#### [WORK TO COMPLETE]
Copy out the data exactly, leaving the pictures behind.

--- Start ---

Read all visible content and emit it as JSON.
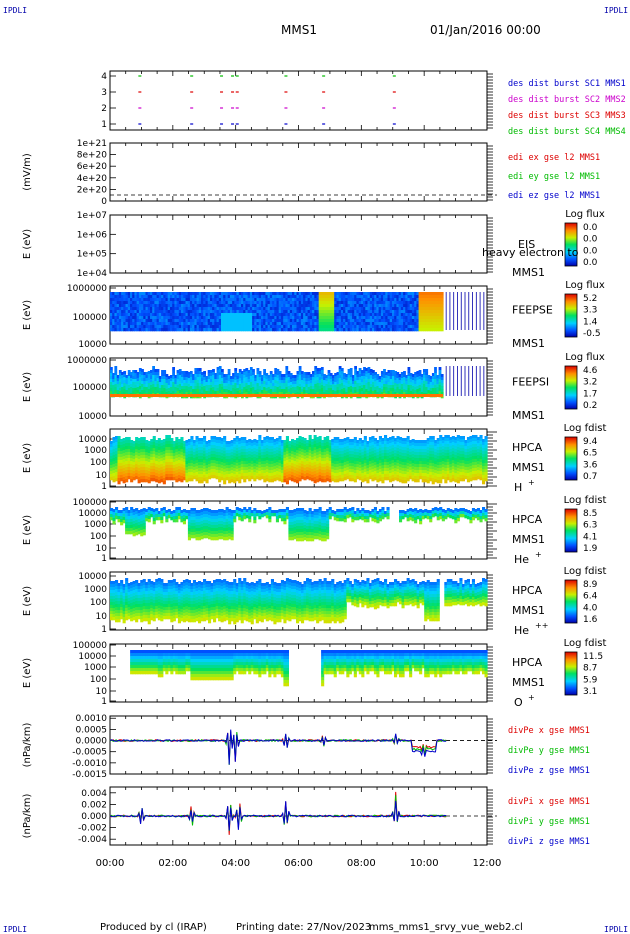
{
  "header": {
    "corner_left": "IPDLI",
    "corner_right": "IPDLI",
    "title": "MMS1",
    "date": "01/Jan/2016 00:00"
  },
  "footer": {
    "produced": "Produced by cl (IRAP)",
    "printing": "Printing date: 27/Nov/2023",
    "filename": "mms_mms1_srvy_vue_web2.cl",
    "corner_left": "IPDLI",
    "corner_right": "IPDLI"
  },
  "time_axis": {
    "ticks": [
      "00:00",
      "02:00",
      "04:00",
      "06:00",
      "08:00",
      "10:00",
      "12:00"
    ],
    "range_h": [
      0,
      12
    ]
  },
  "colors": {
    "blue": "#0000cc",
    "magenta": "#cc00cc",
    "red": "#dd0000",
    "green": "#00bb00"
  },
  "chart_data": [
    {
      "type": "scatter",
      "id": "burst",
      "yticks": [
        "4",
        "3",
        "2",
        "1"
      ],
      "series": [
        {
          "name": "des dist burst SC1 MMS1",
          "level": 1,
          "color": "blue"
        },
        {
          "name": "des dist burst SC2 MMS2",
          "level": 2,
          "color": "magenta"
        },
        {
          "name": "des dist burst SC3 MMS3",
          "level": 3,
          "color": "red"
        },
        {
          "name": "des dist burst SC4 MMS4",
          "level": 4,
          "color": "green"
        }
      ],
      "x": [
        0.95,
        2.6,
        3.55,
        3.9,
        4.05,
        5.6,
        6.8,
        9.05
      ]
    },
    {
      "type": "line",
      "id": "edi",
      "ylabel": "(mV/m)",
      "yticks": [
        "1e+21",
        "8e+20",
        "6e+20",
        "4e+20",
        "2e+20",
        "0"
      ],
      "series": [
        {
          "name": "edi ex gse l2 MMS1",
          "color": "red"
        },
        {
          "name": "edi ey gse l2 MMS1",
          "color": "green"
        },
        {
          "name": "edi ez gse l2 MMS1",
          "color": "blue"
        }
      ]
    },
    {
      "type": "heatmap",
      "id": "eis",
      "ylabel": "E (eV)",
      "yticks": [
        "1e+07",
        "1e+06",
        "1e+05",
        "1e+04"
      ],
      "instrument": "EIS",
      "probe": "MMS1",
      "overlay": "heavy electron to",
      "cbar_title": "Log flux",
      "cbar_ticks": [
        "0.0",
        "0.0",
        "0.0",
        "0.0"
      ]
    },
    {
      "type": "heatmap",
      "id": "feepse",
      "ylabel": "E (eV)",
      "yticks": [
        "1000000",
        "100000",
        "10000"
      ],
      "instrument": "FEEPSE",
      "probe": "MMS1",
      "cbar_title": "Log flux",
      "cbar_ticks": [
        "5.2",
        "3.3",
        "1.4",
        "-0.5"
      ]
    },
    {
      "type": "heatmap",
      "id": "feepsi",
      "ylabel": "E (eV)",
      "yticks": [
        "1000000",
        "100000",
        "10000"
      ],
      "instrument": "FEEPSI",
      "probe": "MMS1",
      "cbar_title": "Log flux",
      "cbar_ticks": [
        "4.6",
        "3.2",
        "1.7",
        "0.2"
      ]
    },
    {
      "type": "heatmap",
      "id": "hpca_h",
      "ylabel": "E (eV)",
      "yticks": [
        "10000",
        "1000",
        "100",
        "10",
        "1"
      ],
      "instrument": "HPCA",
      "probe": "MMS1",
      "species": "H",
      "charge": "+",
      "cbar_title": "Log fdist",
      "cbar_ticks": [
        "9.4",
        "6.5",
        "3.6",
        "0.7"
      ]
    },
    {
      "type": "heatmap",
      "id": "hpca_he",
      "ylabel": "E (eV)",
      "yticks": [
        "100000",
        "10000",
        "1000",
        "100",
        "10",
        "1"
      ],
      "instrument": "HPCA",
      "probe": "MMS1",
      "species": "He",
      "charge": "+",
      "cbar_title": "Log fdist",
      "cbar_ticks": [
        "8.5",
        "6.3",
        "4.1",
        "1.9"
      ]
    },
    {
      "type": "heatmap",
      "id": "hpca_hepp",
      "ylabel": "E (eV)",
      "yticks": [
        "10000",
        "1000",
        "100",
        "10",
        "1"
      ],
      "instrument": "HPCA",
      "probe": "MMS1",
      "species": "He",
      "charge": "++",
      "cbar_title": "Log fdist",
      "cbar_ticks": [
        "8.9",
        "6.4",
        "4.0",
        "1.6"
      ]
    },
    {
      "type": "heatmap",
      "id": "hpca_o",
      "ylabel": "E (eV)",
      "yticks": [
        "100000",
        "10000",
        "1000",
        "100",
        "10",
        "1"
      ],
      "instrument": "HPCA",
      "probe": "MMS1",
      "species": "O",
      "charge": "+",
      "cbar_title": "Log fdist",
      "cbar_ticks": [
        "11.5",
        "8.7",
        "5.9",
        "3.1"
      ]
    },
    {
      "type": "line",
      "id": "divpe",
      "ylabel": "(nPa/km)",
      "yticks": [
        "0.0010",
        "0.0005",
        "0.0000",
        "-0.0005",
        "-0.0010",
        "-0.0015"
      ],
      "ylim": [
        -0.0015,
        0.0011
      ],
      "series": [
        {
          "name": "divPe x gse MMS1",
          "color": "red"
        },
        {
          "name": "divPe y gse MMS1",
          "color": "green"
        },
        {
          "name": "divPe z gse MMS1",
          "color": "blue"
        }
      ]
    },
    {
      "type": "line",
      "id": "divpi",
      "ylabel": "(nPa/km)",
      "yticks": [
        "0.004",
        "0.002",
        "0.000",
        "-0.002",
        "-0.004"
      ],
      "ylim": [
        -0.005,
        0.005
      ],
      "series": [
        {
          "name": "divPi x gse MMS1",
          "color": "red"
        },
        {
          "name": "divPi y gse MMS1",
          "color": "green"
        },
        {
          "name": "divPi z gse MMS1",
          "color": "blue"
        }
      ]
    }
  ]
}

--- End ---

#### [THE RESULT]
Read all visible content and emit it as JSON.
{
  "header": {
    "corner_left": "IPDLI",
    "corner_right": "IPDLI",
    "title": "MMS1",
    "date": "01/Jan/2016 00:00"
  },
  "footer": {
    "produced": "Produced by cl (IRAP)",
    "printing": "Printing date: 27/Nov/2023",
    "filename": "mms_mms1_srvy_vue_web2.cl",
    "corner_left": "IPDLI",
    "corner_right": "IPDLI"
  },
  "time_axis": {
    "ticks": [
      "00:00",
      "02:00",
      "04:00",
      "06:00",
      "08:00",
      "10:00",
      "12:00"
    ],
    "range_h": [
      0,
      12
    ]
  },
  "colors": {
    "blue": "#0000cc",
    "magenta": "#cc00cc",
    "red": "#dd0000",
    "green": "#00bb00"
  },
  "chart_data": [
    {
      "type": "scatter",
      "id": "burst",
      "yticks": [
        "4",
        "3",
        "2",
        "1"
      ],
      "series": [
        {
          "name": "des dist burst SC1 MMS1",
          "level": 1,
          "color": "blue"
        },
        {
          "name": "des dist burst SC2 MMS2",
          "level": 2,
          "color": "magenta"
        },
        {
          "name": "des dist burst SC3 MMS3",
          "level": 3,
          "color": "red"
        },
        {
          "name": "des dist burst SC4 MMS4",
          "level": 4,
          "color": "green"
        }
      ],
      "x": [
        0.95,
        2.6,
        3.55,
        3.9,
        4.05,
        5.6,
        6.8,
        9.05
      ]
    },
    {
      "type": "line",
      "id": "edi",
      "ylabel": "(mV/m)",
      "yticks": [
        "1e+21",
        "8e+20",
        "6e+20",
        "4e+20",
        "2e+20",
        "0"
      ],
      "series": [
        {
          "name": "edi ex gse l2 MMS1",
          "color": "red"
        },
        {
          "name": "edi ey gse l2 MMS1",
          "color": "green"
        },
        {
          "name": "edi ez gse l2 MMS1",
          "color": "blue"
        }
      ]
    },
    {
      "type": "heatmap",
      "id": "eis",
      "ylabel": "E (eV)",
      "yticks": [
        "1e+07",
        "1e+06",
        "1e+05",
        "1e+04"
      ],
      "instrument": "EIS",
      "probe": "MMS1",
      "overlay": "heavy electron to",
      "cbar_title": "Log flux",
      "cbar_ticks": [
        "0.0",
        "0.0",
        "0.0",
        "0.0"
      ]
    },
    {
      "type": "heatmap",
      "id": "feepse",
      "ylabel": "E (eV)",
      "yticks": [
        "1000000",
        "100000",
        "10000"
      ],
      "instrument": "FEEPSE",
      "probe": "MMS1",
      "cbar_title": "Log flux",
      "cbar_ticks": [
        "5.2",
        "3.3",
        "1.4",
        "-0.5"
      ]
    },
    {
      "type": "heatmap",
      "id": "feepsi",
      "ylabel": "E (eV)",
      "yticks": [
        "1000000",
        "100000",
        "10000"
      ],
      "instrument": "FEEPSI",
      "probe": "MMS1",
      "cbar_title": "Log flux",
      "cbar_ticks": [
        "4.6",
        "3.2",
        "1.7",
        "0.2"
      ]
    },
    {
      "type": "heatmap",
      "id": "hpca_h",
      "ylabel": "E (eV)",
      "yticks": [
        "10000",
        "1000",
        "100",
        "10",
        "1"
      ],
      "instrument": "HPCA",
      "probe": "MMS1",
      "species": "H",
      "charge": "+",
      "cbar_title": "Log fdist",
      "cbar_ticks": [
        "9.4",
        "6.5",
        "3.6",
        "0.7"
      ]
    },
    {
      "type": "heatmap",
      "id": "hpca_he",
      "ylabel": "E (eV)",
      "yticks": [
        "100000",
        "10000",
        "1000",
        "100",
        "10",
        "1"
      ],
      "instrument": "HPCA",
      "probe": "MMS1",
      "species": "He",
      "charge": "+",
      "cbar_title": "Log fdist",
      "cbar_ticks": [
        "8.5",
        "6.3",
        "4.1",
        "1.9"
      ]
    },
    {
      "type": "heatmap",
      "id": "hpca_hepp",
      "ylabel": "E (eV)",
      "yticks": [
        "10000",
        "1000",
        "100",
        "10",
        "1"
      ],
      "instrument": "HPCA",
      "probe": "MMS1",
      "species": "He",
      "charge": "++",
      "cbar_title": "Log fdist",
      "cbar_ticks": [
        "8.9",
        "6.4",
        "4.0",
        "1.6"
      ]
    },
    {
      "type": "heatmap",
      "id": "hpca_o",
      "ylabel": "E (eV)",
      "yticks": [
        "100000",
        "10000",
        "1000",
        "100",
        "10",
        "1"
      ],
      "instrument": "HPCA",
      "probe": "MMS1",
      "species": "O",
      "charge": "+",
      "cbar_title": "Log fdist",
      "cbar_ticks": [
        "11.5",
        "8.7",
        "5.9",
        "3.1"
      ]
    },
    {
      "type": "line",
      "id": "divpe",
      "ylabel": "(nPa/km)",
      "yticks": [
        "0.0010",
        "0.0005",
        "0.0000",
        "-0.0005",
        "-0.0010",
        "-0.0015"
      ],
      "ylim": [
        -0.0015,
        0.0011
      ],
      "series": [
        {
          "name": "divPe x gse MMS1",
          "color": "red"
        },
        {
          "name": "divPe y gse MMS1",
          "color": "green"
        },
        {
          "name": "divPe z gse MMS1",
          "color": "blue"
        }
      ]
    },
    {
      "type": "line",
      "id": "divpi",
      "ylabel": "(nPa/km)",
      "yticks": [
        "0.004",
        "0.002",
        "0.000",
        "-0.002",
        "-0.004"
      ],
      "ylim": [
        -0.005,
        0.005
      ],
      "series": [
        {
          "name": "divPi x gse MMS1",
          "color": "red"
        },
        {
          "name": "divPi y gse MMS1",
          "color": "green"
        },
        {
          "name": "divPi z gse MMS1",
          "color": "blue"
        }
      ]
    }
  ]
}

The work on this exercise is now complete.